— What to work on —
Leave out any pictures and transcribe all other data below exactly.

— Excerpted data —
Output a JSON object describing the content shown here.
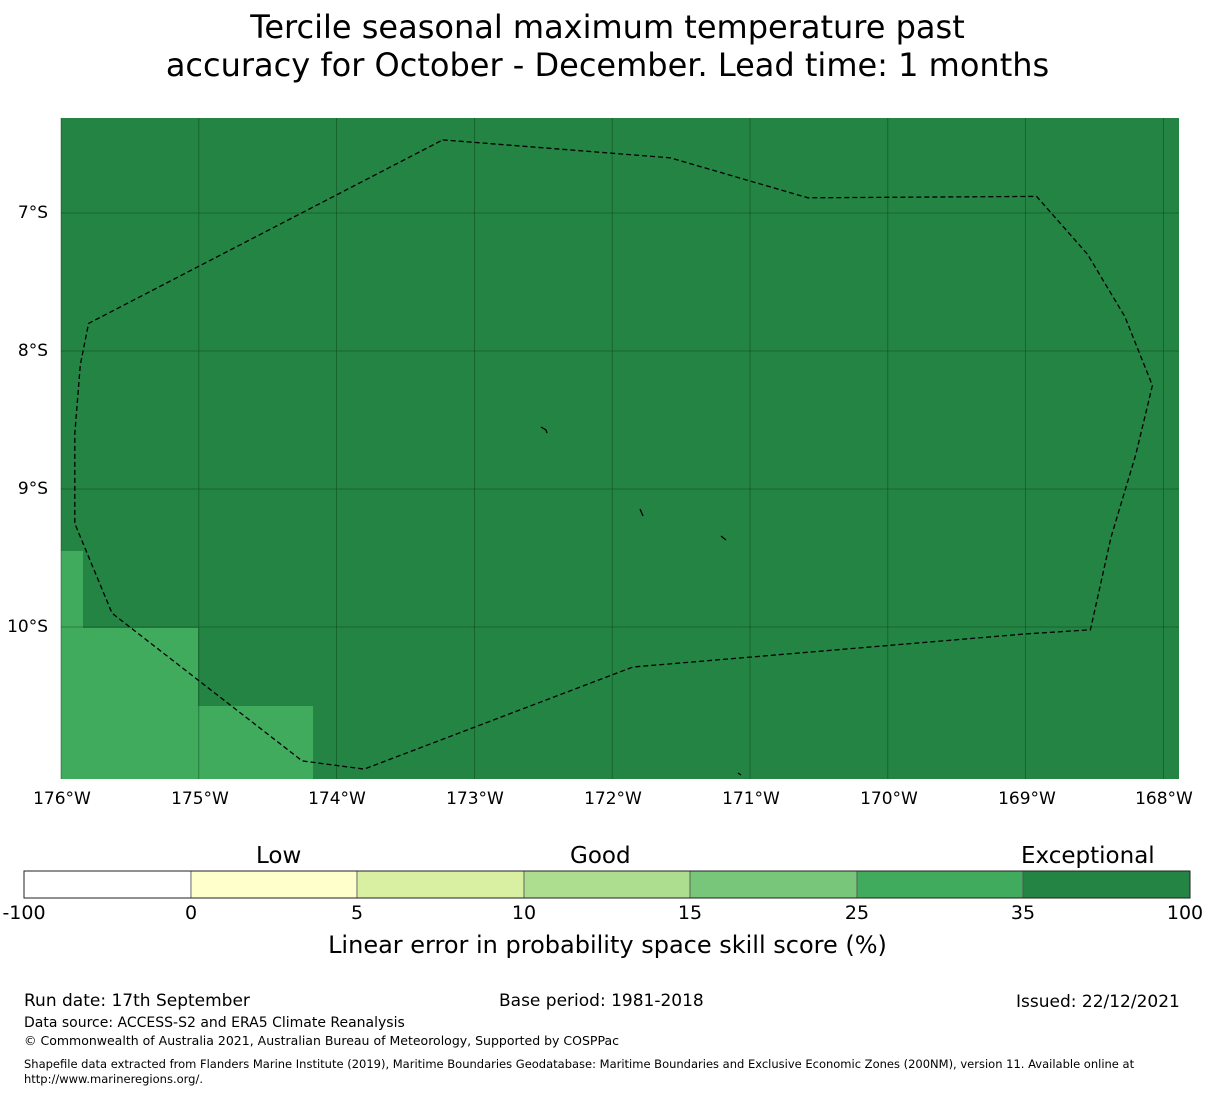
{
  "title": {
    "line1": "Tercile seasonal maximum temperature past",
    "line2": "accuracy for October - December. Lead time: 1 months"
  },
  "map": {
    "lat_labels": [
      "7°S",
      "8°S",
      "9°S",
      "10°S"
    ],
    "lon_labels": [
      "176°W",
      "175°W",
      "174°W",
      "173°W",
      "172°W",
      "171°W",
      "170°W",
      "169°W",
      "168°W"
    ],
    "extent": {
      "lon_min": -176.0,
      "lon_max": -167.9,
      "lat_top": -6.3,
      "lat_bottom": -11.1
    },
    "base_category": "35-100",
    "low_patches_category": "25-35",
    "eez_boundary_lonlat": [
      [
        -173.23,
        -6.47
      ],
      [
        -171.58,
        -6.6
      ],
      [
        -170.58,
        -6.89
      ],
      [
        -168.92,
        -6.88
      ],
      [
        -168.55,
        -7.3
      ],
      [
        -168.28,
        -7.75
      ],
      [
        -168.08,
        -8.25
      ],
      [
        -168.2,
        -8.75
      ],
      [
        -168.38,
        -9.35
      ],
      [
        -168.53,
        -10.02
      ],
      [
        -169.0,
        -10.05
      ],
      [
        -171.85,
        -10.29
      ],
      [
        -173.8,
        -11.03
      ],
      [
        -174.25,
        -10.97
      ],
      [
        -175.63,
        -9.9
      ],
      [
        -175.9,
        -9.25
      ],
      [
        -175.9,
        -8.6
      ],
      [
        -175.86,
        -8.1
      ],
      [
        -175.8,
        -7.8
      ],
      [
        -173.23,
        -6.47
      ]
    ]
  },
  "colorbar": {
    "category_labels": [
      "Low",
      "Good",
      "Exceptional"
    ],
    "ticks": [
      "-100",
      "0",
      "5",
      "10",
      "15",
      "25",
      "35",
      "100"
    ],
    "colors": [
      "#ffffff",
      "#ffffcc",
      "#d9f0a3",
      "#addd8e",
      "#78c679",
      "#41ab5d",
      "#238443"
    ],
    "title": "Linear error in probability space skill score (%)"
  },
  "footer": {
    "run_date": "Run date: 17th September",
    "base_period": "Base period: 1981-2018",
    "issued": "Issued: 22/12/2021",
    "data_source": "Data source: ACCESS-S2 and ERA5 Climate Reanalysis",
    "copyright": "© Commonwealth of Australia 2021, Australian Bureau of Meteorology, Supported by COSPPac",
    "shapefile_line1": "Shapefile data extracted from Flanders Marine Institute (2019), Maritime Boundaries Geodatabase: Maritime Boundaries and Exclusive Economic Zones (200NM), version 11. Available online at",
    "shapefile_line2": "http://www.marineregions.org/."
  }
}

— Finished task —
Output a JSON object describing the content shown here.
{
  "title": {
    "line1": "Tercile seasonal maximum temperature past",
    "line2": "accuracy for October - December. Lead time: 1 months"
  },
  "map": {
    "lat_labels": [
      "7°S",
      "8°S",
      "9°S",
      "10°S"
    ],
    "lon_labels": [
      "176°W",
      "175°W",
      "174°W",
      "173°W",
      "172°W",
      "171°W",
      "170°W",
      "169°W",
      "168°W"
    ],
    "extent": {
      "lon_min": -176.0,
      "lon_max": -167.9,
      "lat_top": -6.3,
      "lat_bottom": -11.1
    },
    "base_category": "35-100",
    "low_patches_category": "25-35",
    "eez_boundary_lonlat": [
      [
        -173.23,
        -6.47
      ],
      [
        -171.58,
        -6.6
      ],
      [
        -170.58,
        -6.89
      ],
      [
        -168.92,
        -6.88
      ],
      [
        -168.55,
        -7.3
      ],
      [
        -168.28,
        -7.75
      ],
      [
        -168.08,
        -8.25
      ],
      [
        -168.2,
        -8.75
      ],
      [
        -168.38,
        -9.35
      ],
      [
        -168.53,
        -10.02
      ],
      [
        -169.0,
        -10.05
      ],
      [
        -171.85,
        -10.29
      ],
      [
        -173.8,
        -11.03
      ],
      [
        -174.25,
        -10.97
      ],
      [
        -175.63,
        -9.9
      ],
      [
        -175.9,
        -9.25
      ],
      [
        -175.9,
        -8.6
      ],
      [
        -175.86,
        -8.1
      ],
      [
        -175.8,
        -7.8
      ],
      [
        -173.23,
        -6.47
      ]
    ]
  },
  "colorbar": {
    "category_labels": [
      "Low",
      "Good",
      "Exceptional"
    ],
    "ticks": [
      "-100",
      "0",
      "5",
      "10",
      "15",
      "25",
      "35",
      "100"
    ],
    "colors": [
      "#ffffff",
      "#ffffcc",
      "#d9f0a3",
      "#addd8e",
      "#78c679",
      "#41ab5d",
      "#238443"
    ],
    "title": "Linear error in probability space skill score (%)"
  },
  "footer": {
    "run_date": "Run date: 17th September",
    "base_period": "Base period: 1981-2018",
    "issued": "Issued: 22/12/2021",
    "data_source": "Data source: ACCESS-S2 and ERA5 Climate Reanalysis",
    "copyright": "© Commonwealth of Australia 2021, Australian Bureau of Meteorology, Supported by COSPPac",
    "shapefile_line1": "Shapefile data extracted from Flanders Marine Institute (2019), Maritime Boundaries Geodatabase: Maritime Boundaries and Exclusive Economic Zones (200NM), version 11. Available online at",
    "shapefile_line2": "http://www.marineregions.org/."
  }
}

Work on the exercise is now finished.